PROBLEM = Quote every line as written. Omit pictures.
:: THE INPUT
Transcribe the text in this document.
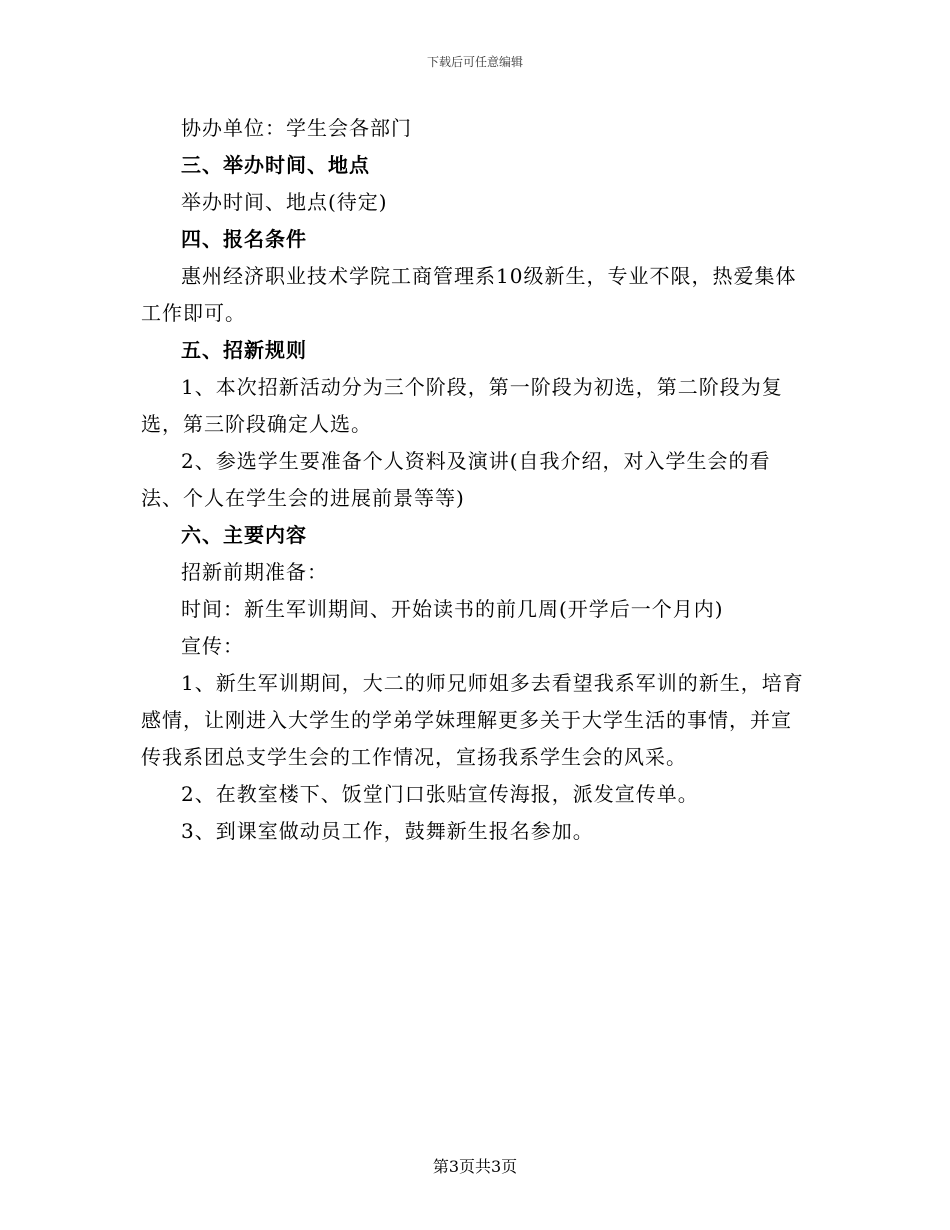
下载后可任意编辑

协办单位：学生会各部门

三、举办时间、地点

举办时间、地点(待定)

四、报名条件

惠州经济职业技术学院工商管理系10级新生，专业不限，热爱集体工作即可。

五、招新规则

1、本次招新活动分为三个阶段，第一阶段为初选，第二阶段为复选，第三阶段确定人选。

2、参选学生要准备个人资料及演讲(自我介绍，对入学生会的看法、个人在学生会的进展前景等等)

六、主要内容

招新前期准备：

时间：新生军训期间、开始读书的前几周(开学后一个月内)

宣传：

1、新生军训期间，大二的师兄师姐多去看望我系军训的新生，培育感情，让刚进入大学生的学弟学妹理解更多关于大学生活的事情，并宣传我系团总支学生会的工作情况，宣扬我系学生会的风采。

2、在教室楼下、饭堂门口张贴宣传海报，派发宣传单。

3、到课室做动员工作，鼓舞新生报名参加。

第3页共3页
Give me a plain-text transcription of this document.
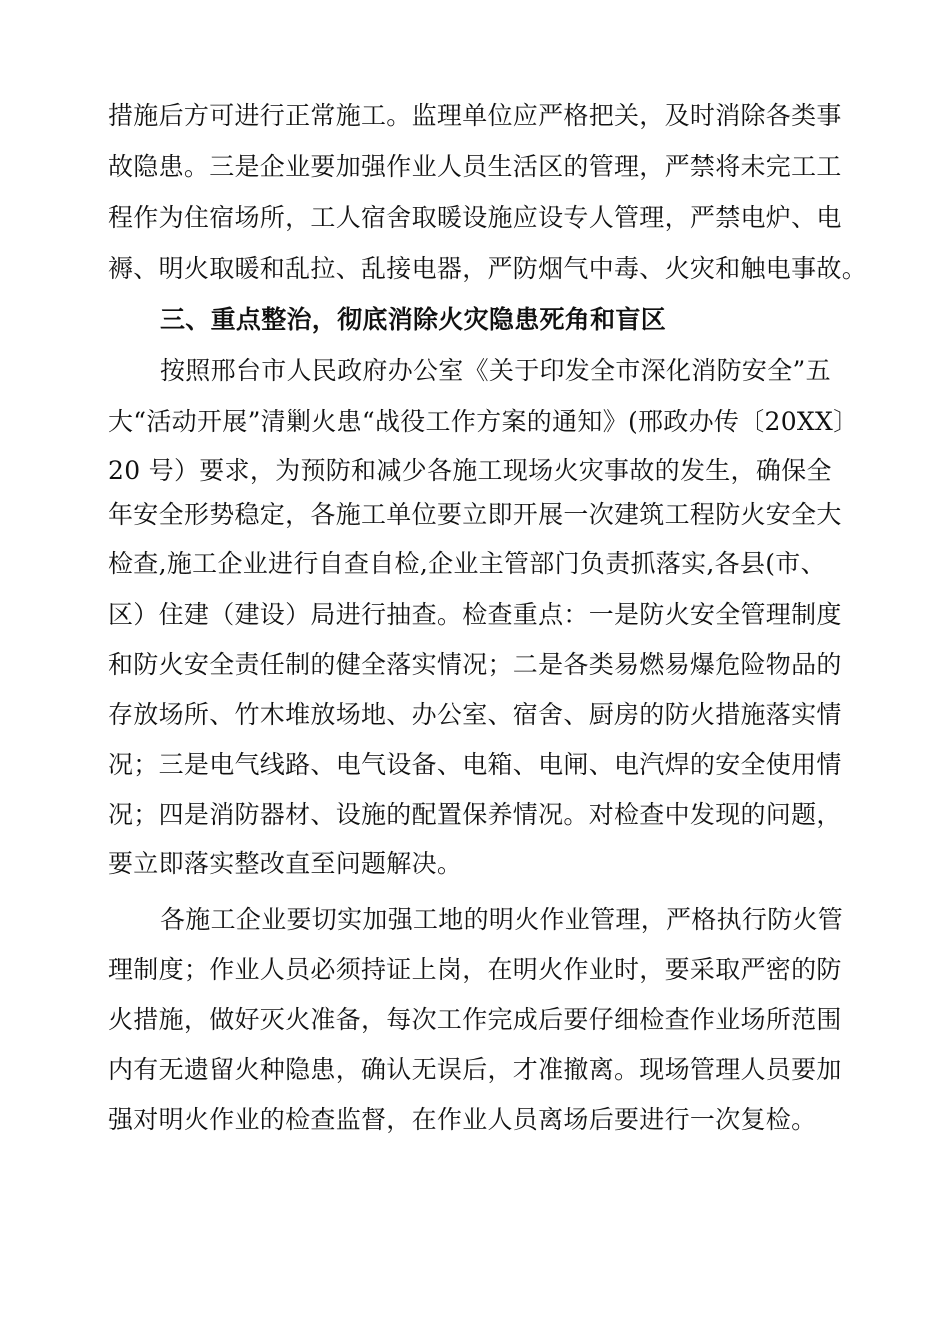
措施后方可进行正常施工。监理单位应严格把关，及时消除各类事
故隐患。三是企业要加强作业人员生活区的管理，严禁将未完工工
程作为住宿场所，工人宿舍取暖设施应设专人管理，严禁电炉、电
褥、明火取暖和乱拉、乱接电器，严防烟气中毒、火灾和触电事故。
三、重点整治，彻底消除火灾隐患死角和盲区
按照邢台市人民政府办公室《关于印发全市深化消防安全”五
大“活动开展”清剿火患“战役工作方案的通知》(邢政办传〔20XX〕
20 号）要求，为预防和减少各施工现场火灾事故的发生，确保全
年安全形势稳定，各施工单位要立即开展一次建筑工程防火安全大
检查,施工企业进行自查自检,企业主管部门负责抓落实,各县(市、
区）住建（建设）局进行抽查。检查重点：一是防火安全管理制度
和防火安全责任制的健全落实情况；二是各类易燃易爆危险物品的
存放场所、竹木堆放场地、办公室、宿舍、厨房的防火措施落实情
况；三是电气线路、电气设备、电箱、电闸、电汽焊的安全使用情
况；四是消防器材、设施的配置保养情况。对检查中发现的问题，
要立即落实整改直至问题解决。
各施工企业要切实加强工地的明火作业管理，严格执行防火管
理制度；作业人员必须持证上岗，在明火作业时，要采取严密的防
火措施，做好灭火准备，每次工作完成后要仔细检查作业场所范围
内有无遗留火种隐患，确认无误后，才准撤离。现场管理人员要加
强对明火作业的检查监督，在作业人员离场后要进行一次复检。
::::
SOLVED PROBLEM =
Transcribe the text in this document.
下载后可任意编辑

协办单位：学生会各部门

三、举办时间、地点

举办时间、地点(待定)

四、报名条件

惠州经济职业技术学院工商管理系10级新生，专业不限，热爱集体工作即可。

五、招新规则

1、本次招新活动分为三个阶段，第一阶段为初选，第二阶段为复选，第三阶段确定人选。

2、参选学生要准备个人资料及演讲(自我介绍，对入学生会的看法、个人在学生会的进展前景等等)

六、主要内容

招新前期准备：

时间：新生军训期间、开始读书的前几周(开学后一个月内)

宣传：

1、新生军训期间，大二的师兄师姐多去看望我系军训的新生，培育感情，让刚进入大学生的学弟学妹理解更多关于大学生活的事情，并宣传我系团总支学生会的工作情况，宣扬我系学生会的风采。

2、在教室楼下、饭堂门口张贴宣传海报，派发宣传单。

3、到课室做动员工作，鼓舞新生报名参加。

第3页共3页
Give me a plain-text transcription of this document.
措施后方可进行正常施工。监理单位应严格把关，及时消除各类事
故隐患。三是企业要加强作业人员生活区的管理，严禁将未完工工
程作为住宿场所，工人宿舍取暖设施应设专人管理，严禁电炉、电
褥、明火取暖和乱拉、乱接电器，严防烟气中毒、火灾和触电事故。
三、重点整治，彻底消除火灾隐患死角和盲区
按照邢台市人民政府办公室《关于印发全市深化消防安全”五
大“活动开展”清剿火患“战役工作方案的通知》(邢政办传〔20XX〕
20 号）要求，为预防和减少各施工现场火灾事故的发生，确保全
年安全形势稳定，各施工单位要立即开展一次建筑工程防火安全大
检查,施工企业进行自查自检,企业主管部门负责抓落实,各县(市、
区）住建（建设）局进行抽查。检查重点：一是防火安全管理制度
和防火安全责任制的健全落实情况；二是各类易燃易爆危险物品的
存放场所、竹木堆放场地、办公室、宿舍、厨房的防火措施落实情
况；三是电气线路、电气设备、电箱、电闸、电汽焊的安全使用情
况；四是消防器材、设施的配置保养情况。对检查中发现的问题，
要立即落实整改直至问题解决。
各施工企业要切实加强工地的明火作业管理，严格执行防火管
理制度；作业人员必须持证上岗，在明火作业时，要采取严密的防
火措施，做好灭火准备，每次工作完成后要仔细检查作业场所范围
内有无遗留火种隐患，确认无误后，才准撤离。现场管理人员要加
强对明火作业的检查监督，在作业人员离场后要进行一次复检。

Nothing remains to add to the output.